* _PROBLEM TO SOLVE_
Output all records precisely as written.

* _SOURCE DATA_
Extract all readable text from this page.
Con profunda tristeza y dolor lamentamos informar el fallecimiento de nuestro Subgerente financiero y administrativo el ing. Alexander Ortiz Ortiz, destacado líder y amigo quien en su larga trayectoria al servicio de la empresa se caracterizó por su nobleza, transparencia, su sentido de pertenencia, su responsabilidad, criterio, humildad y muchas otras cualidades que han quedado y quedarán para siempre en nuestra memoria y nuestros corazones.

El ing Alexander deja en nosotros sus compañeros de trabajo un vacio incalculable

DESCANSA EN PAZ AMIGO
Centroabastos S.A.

* _SOLUTION FOR THIS EXERCISE_
Extract all readable text from this page.
Con profunda tristeza y dolor lamentamos informar el fallecimiento de nuestro Subgerente financiero y administrativo el ing. Alexander Ortiz Ortiz, destacado líder y amigo quien en su larga trayectoria al servicio de la empresa se caracterizó por su nobleza, transparencia, su sentido de pertenencia, su responsabilidad, criterio, humildad y muchas otras cualidades que han quedado y quedarán para siempre en nuestra memoria y nuestros corazones.

El ing Alexander deja en nosotros sus compañeros de trabajo un vacio incalculable

DESCANSA EN PAZ AMIGO
Centroabastos S.A.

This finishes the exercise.